◆ **BRIEF**: Repeat the entries that follow verbatim, without any of their pictures.

(Extracted records)
● ● ● ● ●
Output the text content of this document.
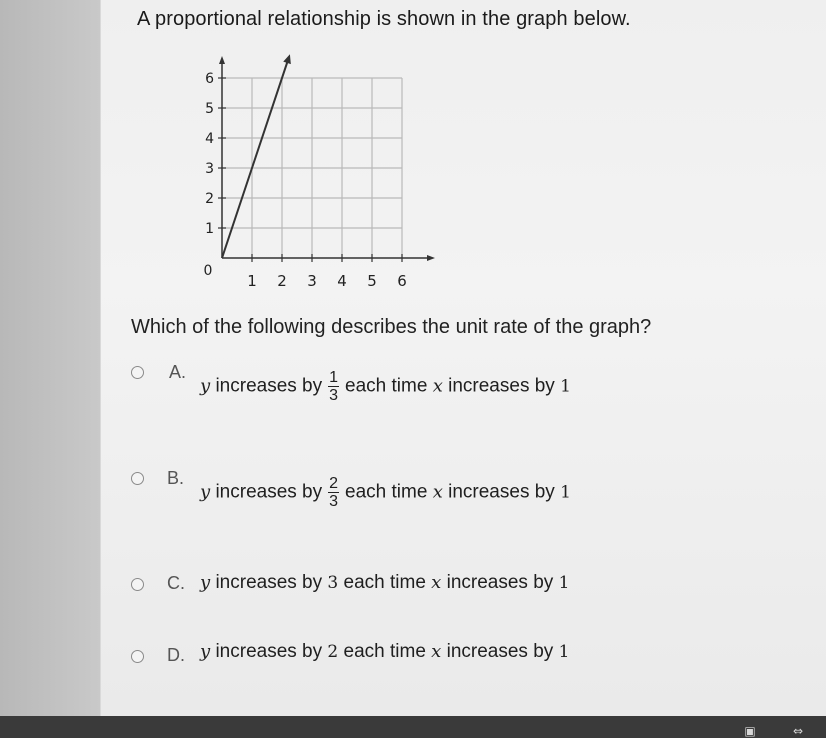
A proportional relationship is shown in the graph below.
1 2 3 4 5 6
1
2
3
4
5
6
0
Which of the following describes the unit rate of the graph?
A.
y increases by $\frac{1}{3}$ each time x increases by 1
B.
y increases by $\frac{2}{3}$ each time x increases by 1
C. y increases by 3 each time x increases by 1
D. y increases by 2 each time x increases by 1
▣	⇔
● ● ● ● ●
◆ **ANSWER FOR THE TASK**:
Output the text content of this document.
A proportional relationship is shown in the graph below.
1 2 3 4 5 6
1
2
3
4
5
6
0
Which of the following describes the unit rate of the graph?
A.
y increases by $\frac{1}{3}$ each time x increases by 1
B.
y increases by $\frac{2}{3}$ each time x increases by 1
C. y increases by 3 each time x increases by 1
D. y increases by 2 each time x increases by 1
▣	⇔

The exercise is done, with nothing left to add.